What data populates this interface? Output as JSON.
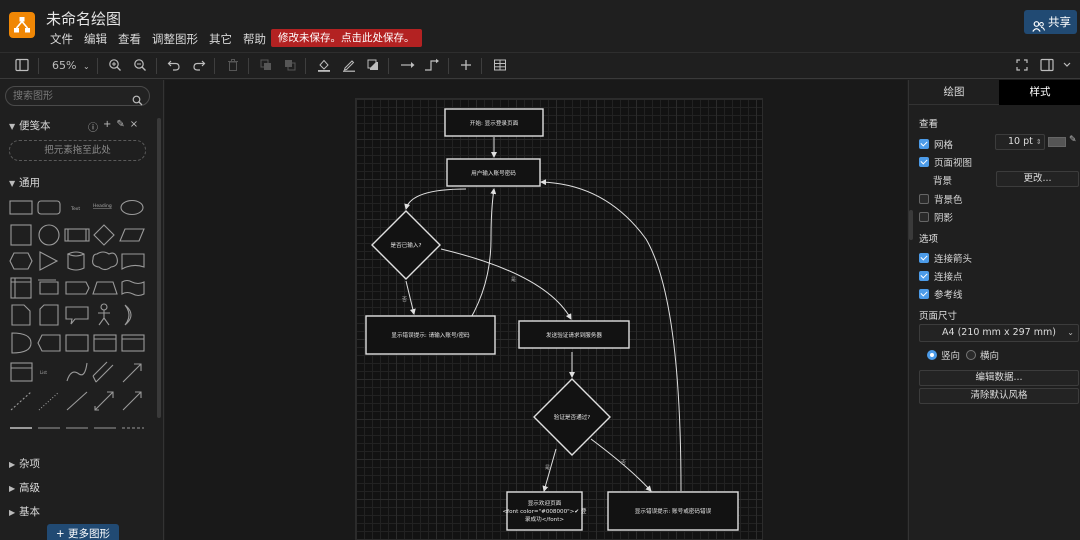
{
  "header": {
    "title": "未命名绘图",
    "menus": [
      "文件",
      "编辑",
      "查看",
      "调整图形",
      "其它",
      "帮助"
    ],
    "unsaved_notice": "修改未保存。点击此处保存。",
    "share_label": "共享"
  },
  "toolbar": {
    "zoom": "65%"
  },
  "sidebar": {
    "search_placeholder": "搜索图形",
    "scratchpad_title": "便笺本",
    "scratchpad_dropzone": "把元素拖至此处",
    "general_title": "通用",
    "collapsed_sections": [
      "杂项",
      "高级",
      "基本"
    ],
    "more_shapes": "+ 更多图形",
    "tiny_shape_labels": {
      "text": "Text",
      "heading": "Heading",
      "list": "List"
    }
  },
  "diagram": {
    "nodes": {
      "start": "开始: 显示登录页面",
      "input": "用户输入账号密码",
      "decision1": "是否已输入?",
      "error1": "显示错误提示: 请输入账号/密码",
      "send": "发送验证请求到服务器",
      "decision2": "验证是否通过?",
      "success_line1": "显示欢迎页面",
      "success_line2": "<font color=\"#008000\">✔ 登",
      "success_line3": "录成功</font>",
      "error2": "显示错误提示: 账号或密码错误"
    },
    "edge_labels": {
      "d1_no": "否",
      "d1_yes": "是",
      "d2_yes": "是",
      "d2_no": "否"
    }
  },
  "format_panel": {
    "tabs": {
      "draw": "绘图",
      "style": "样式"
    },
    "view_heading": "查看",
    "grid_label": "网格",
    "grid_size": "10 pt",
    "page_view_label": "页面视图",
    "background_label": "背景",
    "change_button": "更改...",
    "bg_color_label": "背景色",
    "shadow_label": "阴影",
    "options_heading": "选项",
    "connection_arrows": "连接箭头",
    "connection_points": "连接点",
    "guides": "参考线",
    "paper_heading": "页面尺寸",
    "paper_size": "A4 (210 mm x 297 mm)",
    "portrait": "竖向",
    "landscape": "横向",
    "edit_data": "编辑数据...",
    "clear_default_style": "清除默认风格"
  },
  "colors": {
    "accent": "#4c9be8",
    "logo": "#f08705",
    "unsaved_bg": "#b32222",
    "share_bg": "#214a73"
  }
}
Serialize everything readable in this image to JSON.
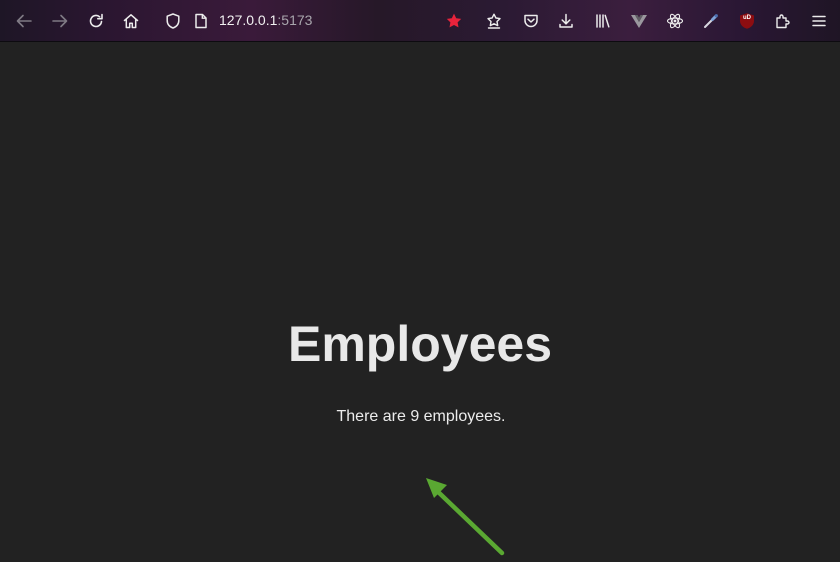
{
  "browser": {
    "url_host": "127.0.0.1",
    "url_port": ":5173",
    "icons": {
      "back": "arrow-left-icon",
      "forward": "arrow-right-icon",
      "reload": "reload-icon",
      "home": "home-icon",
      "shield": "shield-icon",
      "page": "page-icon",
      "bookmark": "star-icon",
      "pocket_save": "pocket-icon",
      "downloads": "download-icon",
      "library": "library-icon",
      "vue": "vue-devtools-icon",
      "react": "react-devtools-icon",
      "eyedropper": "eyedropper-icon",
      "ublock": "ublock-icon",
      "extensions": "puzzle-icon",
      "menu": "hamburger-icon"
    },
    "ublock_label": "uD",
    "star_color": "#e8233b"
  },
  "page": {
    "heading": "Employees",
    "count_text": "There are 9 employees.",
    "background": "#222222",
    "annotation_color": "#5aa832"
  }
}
----
- Short problem
Return the material exactly as given, apart from the pictures.

- Response to the exercise
What data populates this interface? Output as JSON.
{
  "header": {
    "title": "未命名绘图",
    "menus": [
      "文件",
      "编辑",
      "查看",
      "调整图形",
      "其它",
      "帮助"
    ],
    "unsaved_notice": "修改未保存。点击此处保存。",
    "share_label": "共享"
  },
  "toolbar": {
    "zoom": "65%"
  },
  "sidebar": {
    "search_placeholder": "搜索图形",
    "scratchpad_title": "便笺本",
    "scratchpad_dropzone": "把元素拖至此处",
    "general_title": "通用",
    "collapsed_sections": [
      "杂项",
      "高级",
      "基本"
    ],
    "more_shapes": "+ 更多图形",
    "tiny_shape_labels": {
      "text": "Text",
      "heading": "Heading",
      "list": "List"
    }
  },
  "diagram": {
    "nodes": {
      "start": "开始: 显示登录页面",
      "input": "用户输入账号密码",
      "decision1": "是否已输入?",
      "error1": "显示错误提示: 请输入账号/密码",
      "send": "发送验证请求到服务器",
      "decision2": "验证是否通过?",
      "success_line1": "显示欢迎页面",
      "success_line2": "<font color=\"#008000\">✔ 登",
      "success_line3": "录成功</font>",
      "error2": "显示错误提示: 账号或密码错误"
    },
    "edge_labels": {
      "d1_no": "否",
      "d1_yes": "是",
      "d2_yes": "是",
      "d2_no": "否"
    }
  },
  "format_panel": {
    "tabs": {
      "draw": "绘图",
      "style": "样式"
    },
    "view_heading": "查看",
    "grid_label": "网格",
    "grid_size": "10 pt",
    "page_view_label": "页面视图",
    "background_label": "背景",
    "change_button": "更改...",
    "bg_color_label": "背景色",
    "shadow_label": "阴影",
    "options_heading": "选项",
    "connection_arrows": "连接箭头",
    "connection_points": "连接点",
    "guides": "参考线",
    "paper_heading": "页面尺寸",
    "paper_size": "A4 (210 mm x 297 mm)",
    "portrait": "竖向",
    "landscape": "横向",
    "edit_data": "编辑数据...",
    "clear_default_style": "清除默认风格"
  },
  "colors": {
    "accent": "#4c9be8",
    "logo": "#f08705",
    "unsaved_bg": "#b32222",
    "share_bg": "#214a73"
  }
}
Serialize everything readable in this image to JSON.
{
  "browser": {
    "url_host": "127.0.0.1",
    "url_port": ":5173",
    "icons": {
      "back": "arrow-left-icon",
      "forward": "arrow-right-icon",
      "reload": "reload-icon",
      "home": "home-icon",
      "shield": "shield-icon",
      "page": "page-icon",
      "bookmark": "star-icon",
      "pocket_save": "pocket-icon",
      "downloads": "download-icon",
      "library": "library-icon",
      "vue": "vue-devtools-icon",
      "react": "react-devtools-icon",
      "eyedropper": "eyedropper-icon",
      "ublock": "ublock-icon",
      "extensions": "puzzle-icon",
      "menu": "hamburger-icon"
    },
    "ublock_label": "uD",
    "star_color": "#e8233b"
  },
  "page": {
    "heading": "Employees",
    "count_text": "There are 9 employees.",
    "background": "#222222",
    "annotation_color": "#5aa832"
  }
}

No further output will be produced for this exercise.